### To be done
Could you copy out every one of the rows below word for word, keeping each line unchanged?

### Supplied material
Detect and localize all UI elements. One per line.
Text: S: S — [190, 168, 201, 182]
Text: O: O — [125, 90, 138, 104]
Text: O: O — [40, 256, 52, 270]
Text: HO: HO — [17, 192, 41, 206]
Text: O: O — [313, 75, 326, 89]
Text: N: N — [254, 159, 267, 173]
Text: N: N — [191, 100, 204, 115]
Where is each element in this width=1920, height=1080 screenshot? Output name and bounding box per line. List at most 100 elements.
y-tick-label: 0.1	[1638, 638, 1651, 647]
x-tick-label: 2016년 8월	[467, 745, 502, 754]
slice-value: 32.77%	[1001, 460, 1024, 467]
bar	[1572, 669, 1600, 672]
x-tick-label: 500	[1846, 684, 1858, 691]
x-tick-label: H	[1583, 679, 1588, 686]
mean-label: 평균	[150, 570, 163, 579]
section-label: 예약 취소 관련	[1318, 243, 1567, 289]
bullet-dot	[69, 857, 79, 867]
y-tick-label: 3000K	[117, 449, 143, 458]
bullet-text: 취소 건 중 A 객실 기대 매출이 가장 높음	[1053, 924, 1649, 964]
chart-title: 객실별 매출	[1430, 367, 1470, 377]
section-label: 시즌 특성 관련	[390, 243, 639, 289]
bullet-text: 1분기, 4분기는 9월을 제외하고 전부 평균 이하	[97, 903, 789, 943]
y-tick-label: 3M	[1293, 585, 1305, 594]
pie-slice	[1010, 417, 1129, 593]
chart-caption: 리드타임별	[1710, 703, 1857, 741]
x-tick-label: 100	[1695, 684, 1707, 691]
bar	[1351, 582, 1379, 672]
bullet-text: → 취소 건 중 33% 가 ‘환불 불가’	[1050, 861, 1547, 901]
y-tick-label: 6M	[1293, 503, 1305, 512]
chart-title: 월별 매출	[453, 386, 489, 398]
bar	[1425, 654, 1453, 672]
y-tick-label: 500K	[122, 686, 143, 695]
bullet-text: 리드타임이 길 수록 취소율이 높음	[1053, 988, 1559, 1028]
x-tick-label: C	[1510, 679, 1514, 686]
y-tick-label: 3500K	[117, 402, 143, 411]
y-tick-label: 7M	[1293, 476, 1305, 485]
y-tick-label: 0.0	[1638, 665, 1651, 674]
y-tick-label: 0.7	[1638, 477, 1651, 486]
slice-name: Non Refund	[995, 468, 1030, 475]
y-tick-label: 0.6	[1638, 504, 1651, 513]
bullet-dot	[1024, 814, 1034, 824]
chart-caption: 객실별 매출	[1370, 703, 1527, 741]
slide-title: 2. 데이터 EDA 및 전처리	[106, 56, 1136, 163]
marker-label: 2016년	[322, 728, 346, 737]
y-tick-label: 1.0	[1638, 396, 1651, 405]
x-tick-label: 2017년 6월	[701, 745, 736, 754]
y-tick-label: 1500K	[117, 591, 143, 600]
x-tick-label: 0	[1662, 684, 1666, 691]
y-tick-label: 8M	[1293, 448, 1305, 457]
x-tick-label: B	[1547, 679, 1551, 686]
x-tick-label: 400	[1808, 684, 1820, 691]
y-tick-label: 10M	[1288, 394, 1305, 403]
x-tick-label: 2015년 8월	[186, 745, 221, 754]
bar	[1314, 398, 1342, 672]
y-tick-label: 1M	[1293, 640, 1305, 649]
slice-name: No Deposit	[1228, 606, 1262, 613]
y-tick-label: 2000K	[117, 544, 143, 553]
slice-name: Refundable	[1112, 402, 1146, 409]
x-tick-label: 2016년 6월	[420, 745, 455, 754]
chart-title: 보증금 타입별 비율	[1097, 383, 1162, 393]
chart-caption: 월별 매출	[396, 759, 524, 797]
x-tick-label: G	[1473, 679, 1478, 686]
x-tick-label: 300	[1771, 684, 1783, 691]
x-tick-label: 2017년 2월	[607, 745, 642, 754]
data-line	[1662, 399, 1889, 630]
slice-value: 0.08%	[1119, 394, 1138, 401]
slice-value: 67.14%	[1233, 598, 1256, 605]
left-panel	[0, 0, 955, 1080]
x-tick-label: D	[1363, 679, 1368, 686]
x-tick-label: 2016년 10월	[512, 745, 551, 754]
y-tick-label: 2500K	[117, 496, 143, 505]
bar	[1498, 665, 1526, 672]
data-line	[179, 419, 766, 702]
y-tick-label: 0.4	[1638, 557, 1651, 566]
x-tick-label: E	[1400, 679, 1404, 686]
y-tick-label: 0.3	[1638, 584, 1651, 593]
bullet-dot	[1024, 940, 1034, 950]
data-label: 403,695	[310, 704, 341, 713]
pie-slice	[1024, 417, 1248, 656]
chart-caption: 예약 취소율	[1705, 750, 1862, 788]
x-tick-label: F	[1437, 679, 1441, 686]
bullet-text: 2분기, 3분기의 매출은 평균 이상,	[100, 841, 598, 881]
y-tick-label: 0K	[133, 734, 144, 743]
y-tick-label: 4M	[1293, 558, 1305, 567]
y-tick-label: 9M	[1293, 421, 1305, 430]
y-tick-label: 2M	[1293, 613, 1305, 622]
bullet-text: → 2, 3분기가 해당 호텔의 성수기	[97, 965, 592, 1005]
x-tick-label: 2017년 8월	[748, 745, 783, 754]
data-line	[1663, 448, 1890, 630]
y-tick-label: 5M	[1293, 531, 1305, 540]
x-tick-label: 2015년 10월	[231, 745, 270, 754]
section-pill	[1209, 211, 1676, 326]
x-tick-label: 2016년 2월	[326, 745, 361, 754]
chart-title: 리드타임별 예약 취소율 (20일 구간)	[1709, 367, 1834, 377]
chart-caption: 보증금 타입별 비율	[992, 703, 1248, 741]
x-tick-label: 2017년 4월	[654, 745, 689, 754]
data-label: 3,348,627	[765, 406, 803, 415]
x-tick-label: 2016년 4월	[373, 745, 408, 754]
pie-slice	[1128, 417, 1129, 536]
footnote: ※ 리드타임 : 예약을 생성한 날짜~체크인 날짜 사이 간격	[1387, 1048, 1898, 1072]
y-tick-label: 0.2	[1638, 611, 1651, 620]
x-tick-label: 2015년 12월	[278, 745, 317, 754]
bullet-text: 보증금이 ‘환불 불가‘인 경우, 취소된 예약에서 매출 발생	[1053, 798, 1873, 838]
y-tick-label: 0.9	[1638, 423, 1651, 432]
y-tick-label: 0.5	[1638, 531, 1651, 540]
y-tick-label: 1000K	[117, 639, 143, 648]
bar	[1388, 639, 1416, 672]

### Solution below
Detect and localize all UI elements. One per line.
Text: S: S — [190, 168, 201, 182]
Text: O: O — [125, 90, 138, 104]
Text: O: O — [40, 256, 52, 270]
Text: HO: HO — [17, 192, 41, 206]
Text: O: O — [313, 75, 326, 89]
Text: N: N — [254, 159, 267, 173]
Text: N: N — [191, 100, 204, 115]
Where is each element in this width=1920, height=1080 screenshot? Output name and bounding box per line. List at most 100 elements.
y-tick-label: 0.1	[1638, 638, 1651, 647]
x-tick-label: 2016년 8월	[467, 745, 502, 754]
slice-value: 32.77%	[1001, 460, 1024, 467]
bar	[1572, 669, 1600, 672]
x-tick-label: 500	[1846, 684, 1858, 691]
x-tick-label: H	[1583, 679, 1588, 686]
mean-label: 평균	[150, 570, 163, 579]
section-label: 예약 취소 관련	[1318, 243, 1567, 289]
bullet-dot	[69, 857, 79, 867]
y-tick-label: 3000K	[117, 449, 143, 458]
bullet-text: 취소 건 중 A 객실 기대 매출이 가장 높음	[1053, 924, 1649, 964]
chart-title: 객실별 매출	[1430, 367, 1470, 377]
section-label: 시즌 특성 관련	[390, 243, 639, 289]
bullet-text: 1분기, 4분기는 9월을 제외하고 전부 평균 이하	[97, 903, 789, 943]
y-tick-label: 3M	[1293, 585, 1305, 594]
pie-slice	[1010, 417, 1129, 593]
chart-caption: 리드타임별	[1710, 703, 1857, 741]
x-tick-label: 100	[1695, 684, 1707, 691]
bar	[1351, 582, 1379, 672]
bullet-text: → 취소 건 중 33% 가 ‘환불 불가’	[1050, 861, 1547, 901]
y-tick-label: 6M	[1293, 503, 1305, 512]
chart-title: 월별 매출	[453, 386, 489, 398]
bar	[1425, 654, 1453, 672]
y-tick-label: 500K	[122, 686, 143, 695]
bullet-text: 리드타임이 길 수록 취소율이 높음	[1053, 988, 1559, 1028]
x-tick-label: C	[1510, 679, 1514, 686]
y-tick-label: 3500K	[117, 402, 143, 411]
y-tick-label: 7M	[1293, 476, 1305, 485]
y-tick-label: 0.0	[1638, 665, 1651, 674]
y-tick-label: 0.7	[1638, 477, 1651, 486]
slice-name: Non Refund	[995, 468, 1030, 475]
y-tick-label: 0.6	[1638, 504, 1651, 513]
bullet-dot	[1024, 814, 1034, 824]
chart-caption: 객실별 매출	[1370, 703, 1527, 741]
slide-title: 2. 데이터 EDA 및 전처리	[106, 56, 1136, 163]
marker-label: 2016년	[322, 728, 346, 737]
y-tick-label: 1.0	[1638, 396, 1651, 405]
x-tick-label: 2017년 6월	[701, 745, 736, 754]
y-tick-label: 1500K	[117, 591, 143, 600]
x-tick-label: 0	[1662, 684, 1666, 691]
y-tick-label: 8M	[1293, 448, 1305, 457]
x-tick-label: B	[1547, 679, 1551, 686]
x-tick-label: 400	[1808, 684, 1820, 691]
y-tick-label: 10M	[1288, 394, 1305, 403]
x-tick-label: 2015년 8월	[186, 745, 221, 754]
bar	[1314, 398, 1342, 672]
y-tick-label: 1M	[1293, 640, 1305, 649]
slice-name: No Deposit	[1228, 606, 1262, 613]
y-tick-label: 2000K	[117, 544, 143, 553]
slice-name: Refundable	[1112, 402, 1146, 409]
x-tick-label: 2016년 6월	[420, 745, 455, 754]
chart-title: 보증금 타입별 비율	[1097, 383, 1162, 393]
chart-caption: 월별 매출	[396, 759, 524, 797]
x-tick-label: G	[1473, 679, 1478, 686]
x-tick-label: 300	[1771, 684, 1783, 691]
x-tick-label: 2017년 2월	[607, 745, 642, 754]
data-line	[1662, 399, 1889, 630]
slice-value: 0.08%	[1119, 394, 1138, 401]
slice-value: 67.14%	[1233, 598, 1256, 605]
left-panel	[0, 0, 955, 1080]
x-tick-label: D	[1363, 679, 1368, 686]
x-tick-label: 2016년 10월	[512, 745, 551, 754]
y-tick-label: 2500K	[117, 496, 143, 505]
bar	[1498, 665, 1526, 672]
data-line	[179, 419, 766, 702]
y-tick-label: 0.4	[1638, 557, 1651, 566]
x-tick-label: E	[1400, 679, 1404, 686]
y-tick-label: 0.3	[1638, 584, 1651, 593]
bullet-dot	[1024, 940, 1034, 950]
data-label: 403,695	[310, 704, 341, 713]
pie-slice	[1024, 417, 1248, 656]
chart-caption: 예약 취소율	[1705, 750, 1862, 788]
x-tick-label: F	[1437, 679, 1441, 686]
bullet-text: 2분기, 3분기의 매출은 평균 이상,	[100, 841, 598, 881]
y-tick-label: 0K	[133, 734, 144, 743]
y-tick-label: 4M	[1293, 558, 1305, 567]
y-tick-label: 9M	[1293, 421, 1305, 430]
y-tick-label: 2M	[1293, 613, 1305, 622]
bullet-text: → 2, 3분기가 해당 호텔의 성수기	[97, 965, 592, 1005]
x-tick-label: 2017년 8월	[748, 745, 783, 754]
data-line	[1663, 448, 1890, 630]
y-tick-label: 5M	[1293, 531, 1305, 540]
x-tick-label: 2015년 10월	[231, 745, 270, 754]
section-pill	[1209, 211, 1676, 326]
x-tick-label: 2016년 2월	[326, 745, 361, 754]
chart-title: 리드타임별 예약 취소율 (20일 구간)	[1709, 367, 1834, 377]
chart-caption: 보증금 타입별 비율	[992, 703, 1248, 741]
x-tick-label: 2017년 4월	[654, 745, 689, 754]
data-label: 3,348,627	[765, 406, 803, 415]
x-tick-label: 2016년 4월	[373, 745, 408, 754]
pie-slice	[1128, 417, 1129, 536]
footnote: ※ 리드타임 : 예약을 생성한 날짜~체크인 날짜 사이 간격	[1387, 1048, 1898, 1072]
y-tick-label: 0.2	[1638, 611, 1651, 620]
x-tick-label: 2015년 12월	[278, 745, 317, 754]
bullet-text: 보증금이 ‘환불 불가‘인 경우, 취소된 예약에서 매출 발생	[1053, 798, 1873, 838]
y-tick-label: 0.9	[1638, 423, 1651, 432]
y-tick-label: 0.5	[1638, 531, 1651, 540]
y-tick-label: 1000K	[117, 639, 143, 648]
bar	[1388, 639, 1416, 672]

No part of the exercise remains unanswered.